STORED RECORDS:

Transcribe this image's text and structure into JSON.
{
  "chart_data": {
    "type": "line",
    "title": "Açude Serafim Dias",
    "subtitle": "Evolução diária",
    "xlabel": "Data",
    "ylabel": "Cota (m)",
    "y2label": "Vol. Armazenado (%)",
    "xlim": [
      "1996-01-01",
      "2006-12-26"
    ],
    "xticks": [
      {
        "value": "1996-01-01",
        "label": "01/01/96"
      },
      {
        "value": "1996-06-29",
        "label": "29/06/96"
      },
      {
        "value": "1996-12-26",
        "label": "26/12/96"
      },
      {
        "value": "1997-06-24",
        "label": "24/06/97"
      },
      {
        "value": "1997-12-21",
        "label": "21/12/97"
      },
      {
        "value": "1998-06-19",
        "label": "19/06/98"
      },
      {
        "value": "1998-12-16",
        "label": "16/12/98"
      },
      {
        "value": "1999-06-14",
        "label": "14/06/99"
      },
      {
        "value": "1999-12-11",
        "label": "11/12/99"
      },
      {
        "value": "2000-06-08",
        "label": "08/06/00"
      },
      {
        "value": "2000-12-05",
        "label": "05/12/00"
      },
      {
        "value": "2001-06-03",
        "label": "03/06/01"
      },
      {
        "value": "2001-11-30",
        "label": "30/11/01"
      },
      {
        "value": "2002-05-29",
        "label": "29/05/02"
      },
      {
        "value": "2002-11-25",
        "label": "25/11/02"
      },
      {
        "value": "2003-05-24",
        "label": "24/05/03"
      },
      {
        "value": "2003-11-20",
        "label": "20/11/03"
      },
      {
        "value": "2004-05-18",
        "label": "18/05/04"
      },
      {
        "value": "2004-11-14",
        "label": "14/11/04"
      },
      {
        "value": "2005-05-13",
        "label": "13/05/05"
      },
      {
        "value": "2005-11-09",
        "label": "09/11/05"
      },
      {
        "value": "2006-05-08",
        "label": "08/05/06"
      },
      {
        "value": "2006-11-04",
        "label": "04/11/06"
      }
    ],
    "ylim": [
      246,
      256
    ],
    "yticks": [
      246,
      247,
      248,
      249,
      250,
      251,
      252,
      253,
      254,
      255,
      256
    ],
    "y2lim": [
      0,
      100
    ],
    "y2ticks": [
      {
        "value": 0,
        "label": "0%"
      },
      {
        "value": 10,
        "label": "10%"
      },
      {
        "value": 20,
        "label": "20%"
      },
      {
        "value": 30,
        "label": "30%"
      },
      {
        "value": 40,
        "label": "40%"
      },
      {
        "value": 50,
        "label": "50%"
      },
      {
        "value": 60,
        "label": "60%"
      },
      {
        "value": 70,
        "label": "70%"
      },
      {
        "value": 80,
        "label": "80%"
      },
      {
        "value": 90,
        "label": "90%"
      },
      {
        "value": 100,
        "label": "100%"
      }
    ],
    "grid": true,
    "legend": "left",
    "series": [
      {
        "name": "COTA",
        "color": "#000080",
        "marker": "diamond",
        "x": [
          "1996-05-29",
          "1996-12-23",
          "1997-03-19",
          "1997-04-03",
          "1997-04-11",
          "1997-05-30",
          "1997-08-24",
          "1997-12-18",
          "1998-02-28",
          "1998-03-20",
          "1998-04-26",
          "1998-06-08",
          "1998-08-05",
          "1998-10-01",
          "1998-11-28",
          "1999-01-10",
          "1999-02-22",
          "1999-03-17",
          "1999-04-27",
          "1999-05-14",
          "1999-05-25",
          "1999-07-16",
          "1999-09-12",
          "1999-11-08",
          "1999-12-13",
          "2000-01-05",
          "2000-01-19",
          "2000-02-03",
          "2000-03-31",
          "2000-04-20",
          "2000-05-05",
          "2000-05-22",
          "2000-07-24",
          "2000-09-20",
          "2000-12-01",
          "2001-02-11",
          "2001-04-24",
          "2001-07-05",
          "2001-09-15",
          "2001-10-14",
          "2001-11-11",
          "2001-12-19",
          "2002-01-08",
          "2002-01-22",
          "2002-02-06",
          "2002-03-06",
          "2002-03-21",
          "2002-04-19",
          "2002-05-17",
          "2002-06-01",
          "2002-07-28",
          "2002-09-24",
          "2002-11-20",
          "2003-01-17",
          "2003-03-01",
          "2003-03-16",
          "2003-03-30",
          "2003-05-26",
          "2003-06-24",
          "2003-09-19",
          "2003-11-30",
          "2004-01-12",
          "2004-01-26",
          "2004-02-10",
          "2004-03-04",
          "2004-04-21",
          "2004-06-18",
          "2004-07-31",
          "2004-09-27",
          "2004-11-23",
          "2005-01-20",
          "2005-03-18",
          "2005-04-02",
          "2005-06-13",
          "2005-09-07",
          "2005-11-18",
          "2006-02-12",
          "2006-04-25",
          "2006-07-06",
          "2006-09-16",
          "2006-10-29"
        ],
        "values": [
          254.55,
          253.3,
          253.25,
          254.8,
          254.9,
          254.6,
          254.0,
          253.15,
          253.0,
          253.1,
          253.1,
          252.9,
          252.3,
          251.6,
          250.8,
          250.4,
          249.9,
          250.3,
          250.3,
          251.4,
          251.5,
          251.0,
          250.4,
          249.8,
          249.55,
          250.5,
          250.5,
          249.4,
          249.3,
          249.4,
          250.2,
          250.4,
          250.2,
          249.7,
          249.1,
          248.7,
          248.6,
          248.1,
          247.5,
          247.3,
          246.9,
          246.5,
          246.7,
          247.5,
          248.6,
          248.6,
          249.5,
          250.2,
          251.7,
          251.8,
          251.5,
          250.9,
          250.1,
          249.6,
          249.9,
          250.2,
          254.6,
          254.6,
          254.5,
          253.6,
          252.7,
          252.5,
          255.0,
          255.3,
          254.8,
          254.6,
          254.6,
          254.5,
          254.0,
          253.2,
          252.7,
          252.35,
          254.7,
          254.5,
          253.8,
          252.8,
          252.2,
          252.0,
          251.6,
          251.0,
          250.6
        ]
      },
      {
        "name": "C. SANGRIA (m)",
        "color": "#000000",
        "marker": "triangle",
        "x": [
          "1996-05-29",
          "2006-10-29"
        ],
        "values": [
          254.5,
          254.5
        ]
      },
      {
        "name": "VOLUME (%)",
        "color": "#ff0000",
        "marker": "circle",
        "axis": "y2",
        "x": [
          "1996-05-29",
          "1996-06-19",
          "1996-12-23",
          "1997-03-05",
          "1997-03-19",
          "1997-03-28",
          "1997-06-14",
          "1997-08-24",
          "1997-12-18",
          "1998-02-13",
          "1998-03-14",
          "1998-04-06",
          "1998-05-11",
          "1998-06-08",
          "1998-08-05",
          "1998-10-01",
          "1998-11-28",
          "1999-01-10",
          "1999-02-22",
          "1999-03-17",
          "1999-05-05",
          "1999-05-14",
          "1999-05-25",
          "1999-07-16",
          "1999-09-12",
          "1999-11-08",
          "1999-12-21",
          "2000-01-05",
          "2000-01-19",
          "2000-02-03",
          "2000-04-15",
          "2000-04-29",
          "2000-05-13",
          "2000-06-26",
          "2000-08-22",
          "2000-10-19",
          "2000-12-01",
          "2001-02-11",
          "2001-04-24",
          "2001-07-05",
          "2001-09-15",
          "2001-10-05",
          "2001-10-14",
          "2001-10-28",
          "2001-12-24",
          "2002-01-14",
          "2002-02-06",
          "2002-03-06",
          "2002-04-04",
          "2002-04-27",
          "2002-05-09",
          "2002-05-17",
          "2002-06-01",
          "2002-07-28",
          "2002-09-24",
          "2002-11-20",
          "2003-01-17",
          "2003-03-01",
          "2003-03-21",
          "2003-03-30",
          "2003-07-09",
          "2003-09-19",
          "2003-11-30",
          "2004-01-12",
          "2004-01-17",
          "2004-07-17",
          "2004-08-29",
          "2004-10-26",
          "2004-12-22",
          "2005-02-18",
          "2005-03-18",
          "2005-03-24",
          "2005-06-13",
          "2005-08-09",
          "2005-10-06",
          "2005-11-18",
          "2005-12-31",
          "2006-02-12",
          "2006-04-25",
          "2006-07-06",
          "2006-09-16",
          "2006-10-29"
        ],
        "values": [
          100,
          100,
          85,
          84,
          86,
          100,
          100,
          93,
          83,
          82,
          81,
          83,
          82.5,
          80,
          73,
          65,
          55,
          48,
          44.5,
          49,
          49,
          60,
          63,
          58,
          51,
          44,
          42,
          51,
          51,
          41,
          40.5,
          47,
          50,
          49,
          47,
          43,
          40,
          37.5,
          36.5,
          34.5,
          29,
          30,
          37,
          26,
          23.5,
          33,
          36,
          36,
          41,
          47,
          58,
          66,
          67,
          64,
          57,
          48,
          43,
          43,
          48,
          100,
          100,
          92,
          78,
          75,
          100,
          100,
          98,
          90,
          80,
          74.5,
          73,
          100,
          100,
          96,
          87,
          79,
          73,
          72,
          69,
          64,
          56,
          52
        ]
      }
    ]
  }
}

EXERCISE BRIEF: Where a line holds "marker", copy that line.

CORRECT OUTPUT:
        "marker": "diamond",
        "marker": "triangle",
        "marker": "circle",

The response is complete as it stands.